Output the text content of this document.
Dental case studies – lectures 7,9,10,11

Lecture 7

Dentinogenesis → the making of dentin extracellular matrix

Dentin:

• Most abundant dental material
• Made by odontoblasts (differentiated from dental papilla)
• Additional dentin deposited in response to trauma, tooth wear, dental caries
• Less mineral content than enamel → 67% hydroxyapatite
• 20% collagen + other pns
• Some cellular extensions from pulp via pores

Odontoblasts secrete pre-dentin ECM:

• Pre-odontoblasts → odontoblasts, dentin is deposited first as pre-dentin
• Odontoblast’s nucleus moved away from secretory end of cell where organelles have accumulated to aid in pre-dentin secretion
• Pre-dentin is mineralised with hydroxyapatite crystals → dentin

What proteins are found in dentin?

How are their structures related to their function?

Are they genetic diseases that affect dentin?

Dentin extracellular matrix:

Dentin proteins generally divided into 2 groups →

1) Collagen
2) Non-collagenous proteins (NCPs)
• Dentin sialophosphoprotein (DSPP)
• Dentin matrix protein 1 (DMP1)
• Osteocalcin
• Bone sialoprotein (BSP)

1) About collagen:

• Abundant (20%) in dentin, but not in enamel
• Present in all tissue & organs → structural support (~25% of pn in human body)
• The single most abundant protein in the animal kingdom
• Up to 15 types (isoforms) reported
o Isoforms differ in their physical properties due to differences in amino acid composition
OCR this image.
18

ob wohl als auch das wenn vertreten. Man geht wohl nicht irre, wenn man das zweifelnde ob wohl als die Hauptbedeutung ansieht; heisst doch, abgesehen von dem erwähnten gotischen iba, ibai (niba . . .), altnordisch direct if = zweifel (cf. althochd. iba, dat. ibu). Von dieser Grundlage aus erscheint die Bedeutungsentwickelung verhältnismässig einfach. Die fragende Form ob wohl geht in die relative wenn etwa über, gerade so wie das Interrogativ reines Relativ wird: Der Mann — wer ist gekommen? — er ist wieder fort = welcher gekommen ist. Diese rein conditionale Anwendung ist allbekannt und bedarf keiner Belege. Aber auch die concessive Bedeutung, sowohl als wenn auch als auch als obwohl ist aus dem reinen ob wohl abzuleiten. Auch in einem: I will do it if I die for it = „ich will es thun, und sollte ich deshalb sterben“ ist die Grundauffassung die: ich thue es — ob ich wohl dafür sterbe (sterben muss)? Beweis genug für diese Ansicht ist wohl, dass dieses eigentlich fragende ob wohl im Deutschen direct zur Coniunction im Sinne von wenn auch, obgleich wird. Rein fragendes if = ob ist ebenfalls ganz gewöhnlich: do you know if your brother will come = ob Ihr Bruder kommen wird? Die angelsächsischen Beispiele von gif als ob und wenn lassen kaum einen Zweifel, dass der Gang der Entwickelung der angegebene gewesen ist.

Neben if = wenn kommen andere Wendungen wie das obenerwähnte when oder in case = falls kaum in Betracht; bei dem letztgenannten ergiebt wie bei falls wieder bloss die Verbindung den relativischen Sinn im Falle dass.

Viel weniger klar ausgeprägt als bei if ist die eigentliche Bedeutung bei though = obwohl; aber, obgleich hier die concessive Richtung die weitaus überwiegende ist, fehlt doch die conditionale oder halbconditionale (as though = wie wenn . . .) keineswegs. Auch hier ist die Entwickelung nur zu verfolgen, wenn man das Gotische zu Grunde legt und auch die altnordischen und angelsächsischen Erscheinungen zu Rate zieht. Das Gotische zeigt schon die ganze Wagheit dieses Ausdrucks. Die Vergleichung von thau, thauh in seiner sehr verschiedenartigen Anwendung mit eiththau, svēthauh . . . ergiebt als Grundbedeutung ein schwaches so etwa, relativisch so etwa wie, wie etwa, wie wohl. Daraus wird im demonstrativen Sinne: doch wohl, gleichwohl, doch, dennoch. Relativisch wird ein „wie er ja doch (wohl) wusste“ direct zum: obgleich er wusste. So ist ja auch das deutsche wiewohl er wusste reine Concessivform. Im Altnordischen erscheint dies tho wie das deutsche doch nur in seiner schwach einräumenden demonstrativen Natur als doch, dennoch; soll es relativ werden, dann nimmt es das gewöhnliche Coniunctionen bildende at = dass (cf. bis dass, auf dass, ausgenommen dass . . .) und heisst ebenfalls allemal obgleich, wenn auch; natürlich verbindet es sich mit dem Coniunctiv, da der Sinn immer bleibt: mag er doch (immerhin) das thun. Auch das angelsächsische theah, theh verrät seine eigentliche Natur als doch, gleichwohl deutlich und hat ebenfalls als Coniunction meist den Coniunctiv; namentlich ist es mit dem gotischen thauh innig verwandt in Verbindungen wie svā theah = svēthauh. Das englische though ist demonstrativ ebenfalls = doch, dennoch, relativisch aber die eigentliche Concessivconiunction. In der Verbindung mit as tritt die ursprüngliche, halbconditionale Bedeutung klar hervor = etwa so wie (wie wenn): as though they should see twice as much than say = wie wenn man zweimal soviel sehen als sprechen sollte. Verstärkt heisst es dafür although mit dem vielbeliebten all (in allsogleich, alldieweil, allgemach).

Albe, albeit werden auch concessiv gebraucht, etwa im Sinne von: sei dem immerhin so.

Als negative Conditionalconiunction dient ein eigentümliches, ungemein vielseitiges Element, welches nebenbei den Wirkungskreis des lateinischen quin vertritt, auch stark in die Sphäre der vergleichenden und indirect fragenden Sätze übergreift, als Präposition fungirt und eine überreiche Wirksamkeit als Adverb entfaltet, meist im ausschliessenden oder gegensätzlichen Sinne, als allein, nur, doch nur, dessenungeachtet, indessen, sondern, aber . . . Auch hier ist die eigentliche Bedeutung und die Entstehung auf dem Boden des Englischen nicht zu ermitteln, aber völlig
● ● ● ● ● ● ●
▶ [PROBLEM DETAILS]:
Show the lines of the records that include the string "content".

▶ [TASK RESPONSE]:
Output the text content of this document.
• Less mineral content than enamel → 67% hydroxyapatite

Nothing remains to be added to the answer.